(Data excerpts)
__________

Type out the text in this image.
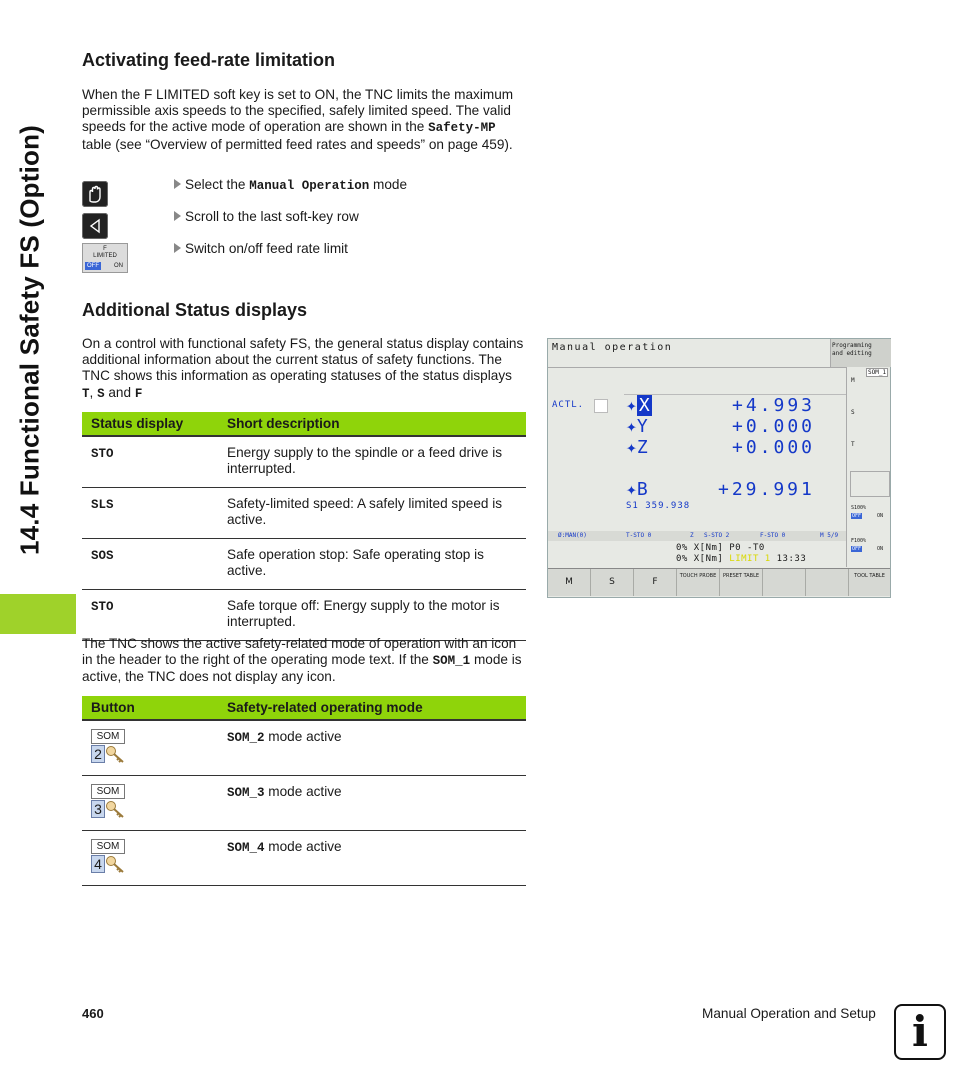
14.4 Functional Safety FS (Option)
Activating feed-rate limitation
When the F LIMITED soft key is set to ON, the TNC limits the maximum permissible axis speeds to the specified, safely limited speed. The valid speeds for the active mode of operation are shown in the Safety-MP table (see “Overview of permitted feed rates and speeds” on page 459).
Select the Manual Operation mode
Scroll to the last soft-key row
F
LIMITED
OFF	ON
Switch on/off feed rate limit
Additional Status displays
On a control with functional safety FS, the general status display contains additional information about the current status of safety functions. The TNC shows this information as operating statuses of the status displays T, S and F
Status display	Short description
STO	Energy supply to the spindle or a feed drive is interrupted.
SLS	Safety-limited speed: A safely limited speed is active.
SOS	Safe operation stop: Safe operating stop is active.
STO	Safe torque off: Energy supply to the motor is interrupted.
The TNC shows the active safety-related mode of operation with an icon in the header to the right of the operating mode text. If the SOM_1 mode is active, the TNC does not display any icon.
Button	Safety-related operating mode

SOM
2	SOM_2 mode active

SOM
3	SOM_3 mode active

SOM
4	SOM_4 mode active
Manual operation	Programming
and editing
SOM_1
ACTL. ✦ X	+4.993
✦Y	+0.000
✦Z	+0.000
✦B	+29.991
S1 359.938
Ø:MAN(0)	T-STO 0	Z S-STO 2	F-STO 0	M 5/9
0% X[Nm] P0 -T0
0% X[Nm] LIMIT 1 13:33
M
S
T
S100%
OFF	ON
F100%
OFF	ON
M	S	F
TOUCH PROBE	PRESET TABLE	TOOL TABLE
460	Manual Operation and Setup i
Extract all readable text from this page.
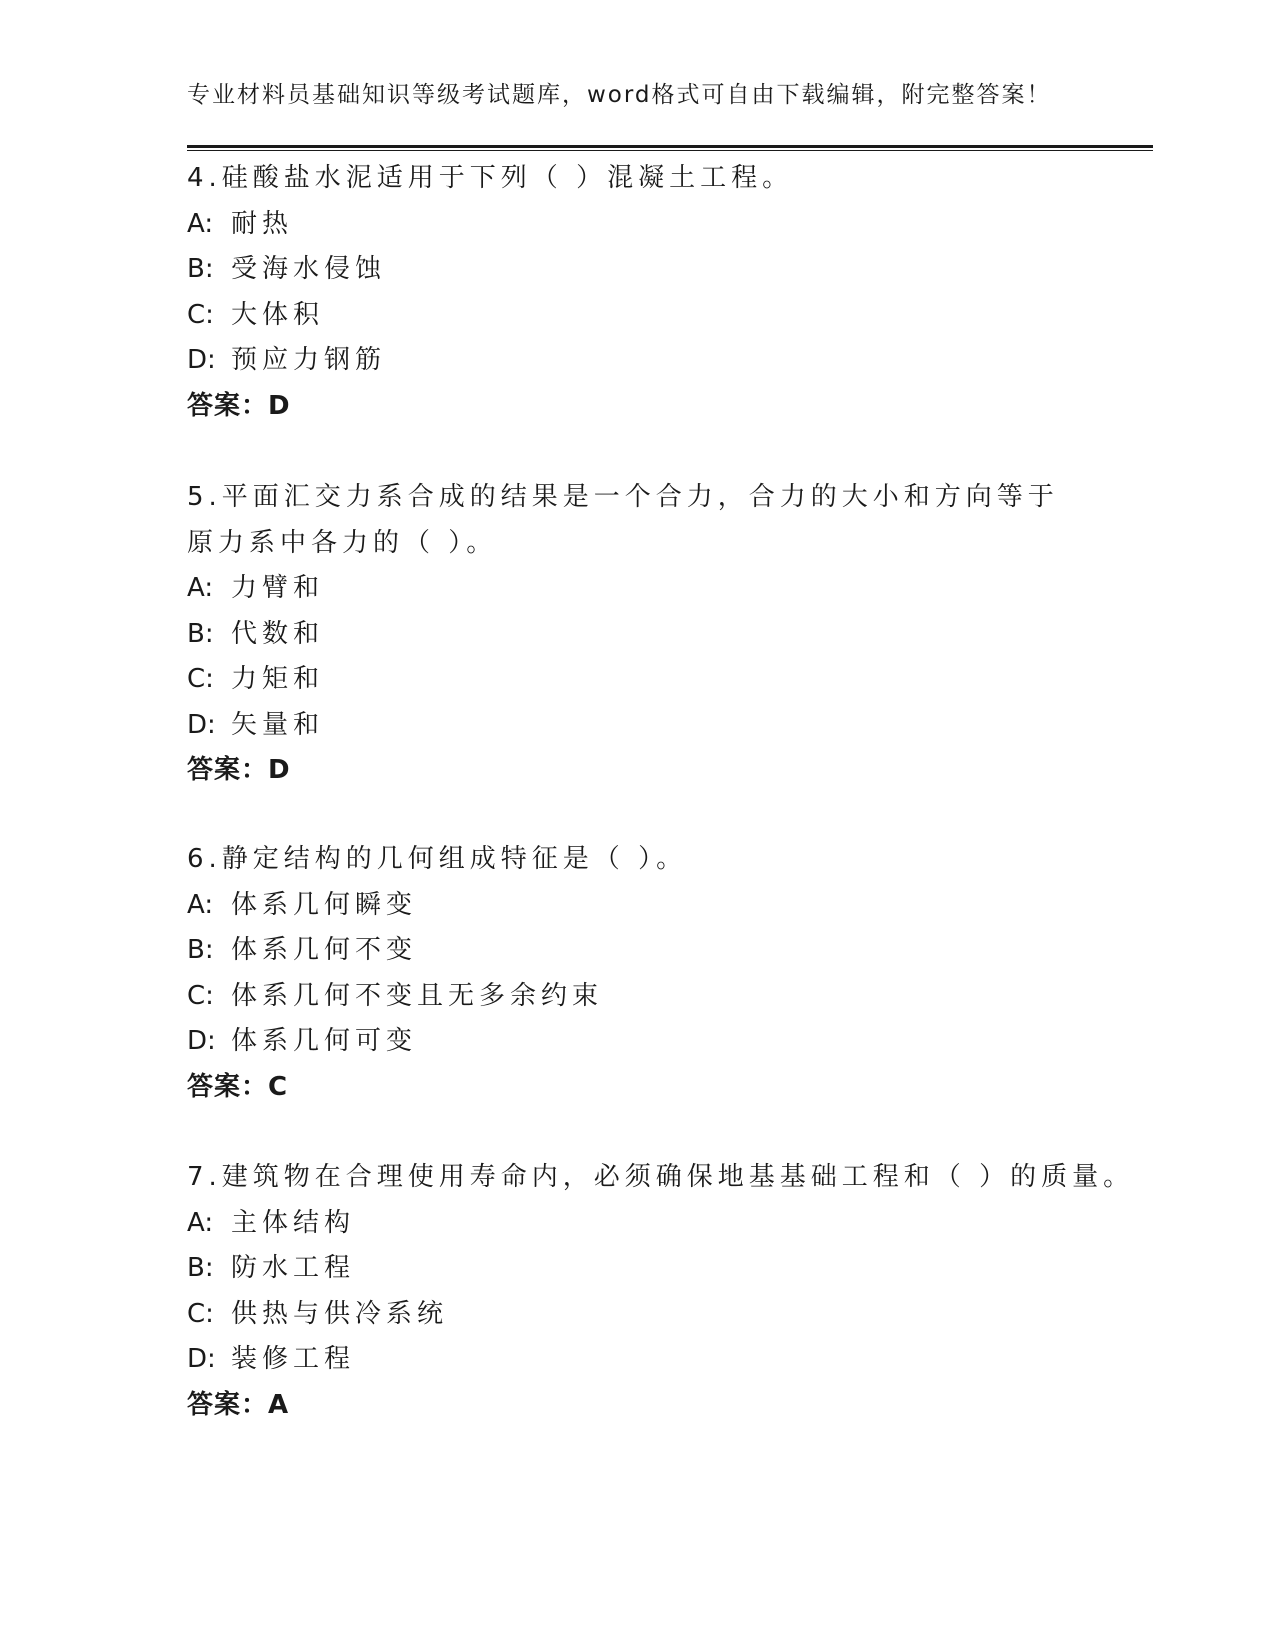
专业材料员基础知识等级考试题库，word格式可自由下载编辑，附完整答案！
4.硅酸盐水泥适用于下列（ ）混凝土工程。
A: 耐热
B: 受海水侵蚀
C: 大体积
D: 预应力钢筋
答案：D
5.平面汇交力系合成的结果是一个合力，合力的大小和方向等于原力系中各力的（ ）。
A: 力臂和
B: 代数和
C: 力矩和
D: 矢量和
答案：D
6.静定结构的几何组成特征是（ ）。
A: 体系几何瞬变
B: 体系几何不变
C: 体系几何不变且无多余约束
D: 体系几何可变
答案：C
7.建筑物在合理使用寿命内，必须确保地基基础工程和（ ）的质量。
A: 主体结构
B: 防水工程
C: 供热与供冷系统
D: 装修工程
答案：A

__________

Output every entry exactly as given; pictures are not part of the copy.

▸ Written response:
Type out the text in this image.
14.4 Functional Safety FS (Option)
Activating feed-rate limitation
When the F LIMITED soft key is set to ON, the TNC limits the maximum permissible axis speeds to the specified, safely limited speed. The valid speeds for the active mode of operation are shown in the Safety-MP table (see “Overview of permitted feed rates and speeds” on page 459).
Select the Manual Operation mode
Scroll to the last soft-key row
F
LIMITED
OFF	ON
Switch on/off feed rate limit
Additional Status displays
On a control with functional safety FS, the general status display contains additional information about the current status of safety functions. The TNC shows this information as operating statuses of the status displays T, S and F
Status display	Short description
STO	Energy supply to the spindle or a feed drive is interrupted.
SLS	Safety-limited speed: A safely limited speed is active.
SOS	Safe operation stop: Safe operating stop is active.
STO	Safe torque off: Energy supply to the motor is interrupted.
The TNC shows the active safety-related mode of operation with an icon in the header to the right of the operating mode text. If the SOM_1 mode is active, the TNC does not display any icon.
Button	Safety-related operating mode

SOM
2	SOM_2 mode active

SOM
3	SOM_3 mode active

SOM
4	SOM_4 mode active
Manual operation	Programming
and editing
SOM_1
ACTL. ✦ X	+4.993
✦Y	+0.000
✦Z	+0.000
✦B	+29.991
S1 359.938
Ø:MAN(0)	T-STO 0	Z S-STO 2	F-STO 0	M 5/9
0% X[Nm] P0 -T0
0% X[Nm] LIMIT 1 13:33
M
S
T
S100%
OFF	ON
F100%
OFF	ON
M	S	F
TOUCH PROBE	PRESET TABLE	TOOL TABLE
460	Manual Operation and Setup i
Extract all readable text from this page.
专业材料员基础知识等级考试题库，word格式可自由下载编辑，附完整答案！
4.硅酸盐水泥适用于下列（ ）混凝土工程。
A: 耐热
B: 受海水侵蚀
C: 大体积
D: 预应力钢筋
答案：D
5.平面汇交力系合成的结果是一个合力，合力的大小和方向等于原力系中各力的（ ）。
A: 力臂和
B: 代数和
C: 力矩和
D: 矢量和
答案：D
6.静定结构的几何组成特征是（ ）。
A: 体系几何瞬变
B: 体系几何不变
C: 体系几何不变且无多余约束
D: 体系几何可变
答案：C
7.建筑物在合理使用寿命内，必须确保地基基础工程和（ ）的质量。
A: 主体结构
B: 防水工程
C: 供热与供冷系统
D: 装修工程
答案：A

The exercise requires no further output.